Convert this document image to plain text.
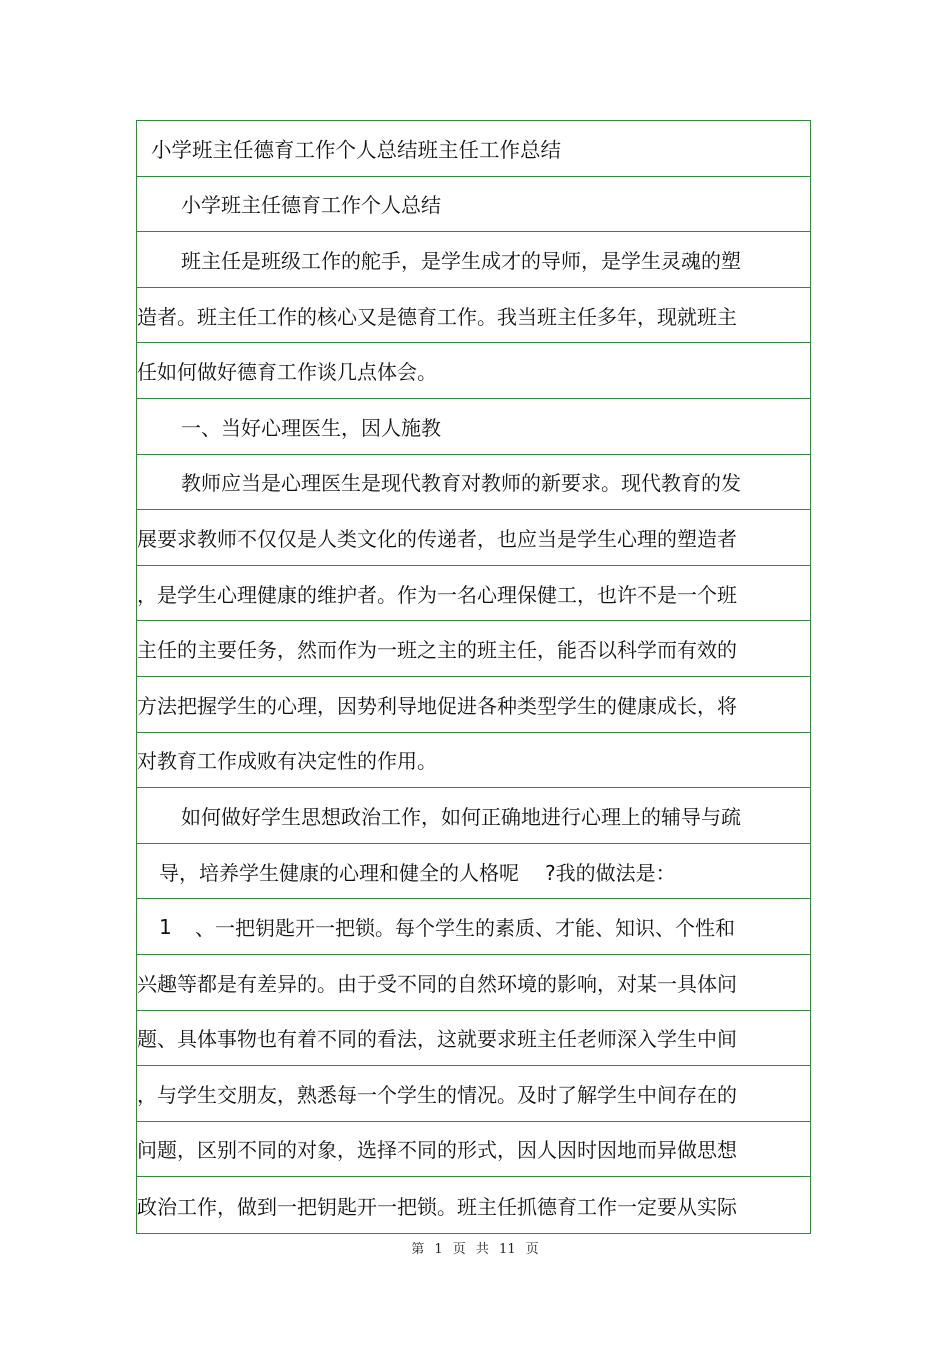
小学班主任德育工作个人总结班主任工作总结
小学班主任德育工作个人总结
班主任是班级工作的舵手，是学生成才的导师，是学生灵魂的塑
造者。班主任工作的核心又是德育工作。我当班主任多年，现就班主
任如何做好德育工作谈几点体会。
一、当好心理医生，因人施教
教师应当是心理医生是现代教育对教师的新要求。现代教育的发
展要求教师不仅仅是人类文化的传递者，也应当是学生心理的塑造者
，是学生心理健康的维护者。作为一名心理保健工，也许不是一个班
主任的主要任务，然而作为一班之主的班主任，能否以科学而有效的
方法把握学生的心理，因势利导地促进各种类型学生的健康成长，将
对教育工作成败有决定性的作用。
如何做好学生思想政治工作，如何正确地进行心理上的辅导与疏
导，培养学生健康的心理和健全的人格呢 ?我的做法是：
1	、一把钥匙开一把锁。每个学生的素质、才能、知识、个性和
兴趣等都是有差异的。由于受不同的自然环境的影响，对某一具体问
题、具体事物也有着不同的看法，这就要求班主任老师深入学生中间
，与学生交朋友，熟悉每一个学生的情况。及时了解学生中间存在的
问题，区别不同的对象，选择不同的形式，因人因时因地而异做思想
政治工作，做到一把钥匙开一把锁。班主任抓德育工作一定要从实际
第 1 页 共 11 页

--------------------------------------------------

**Goal of the exercise**
Quote all the lines above exactly as given. Do not include the pictures.

**Final result**
Convert this document image to plain text.
小学班主任德育工作个人总结班主任工作总结
小学班主任德育工作个人总结
班主任是班级工作的舵手，是学生成才的导师，是学生灵魂的塑
造者。班主任工作的核心又是德育工作。我当班主任多年，现就班主
任如何做好德育工作谈几点体会。
一、当好心理医生，因人施教
教师应当是心理医生是现代教育对教师的新要求。现代教育的发
展要求教师不仅仅是人类文化的传递者，也应当是学生心理的塑造者
，是学生心理健康的维护者。作为一名心理保健工，也许不是一个班
主任的主要任务，然而作为一班之主的班主任，能否以科学而有效的
方法把握学生的心理，因势利导地促进各种类型学生的健康成长，将
对教育工作成败有决定性的作用。
如何做好学生思想政治工作，如何正确地进行心理上的辅导与疏
导，培养学生健康的心理和健全的人格呢 ?我的做法是：
1	、一把钥匙开一把锁。每个学生的素质、才能、知识、个性和
兴趣等都是有差异的。由于受不同的自然环境的影响，对某一具体问
题、具体事物也有着不同的看法，这就要求班主任老师深入学生中间
，与学生交朋友，熟悉每一个学生的情况。及时了解学生中间存在的
问题，区别不同的对象，选择不同的形式，因人因时因地而异做思想
政治工作，做到一把钥匙开一把锁。班主任抓德育工作一定要从实际
第 1 页 共 11 页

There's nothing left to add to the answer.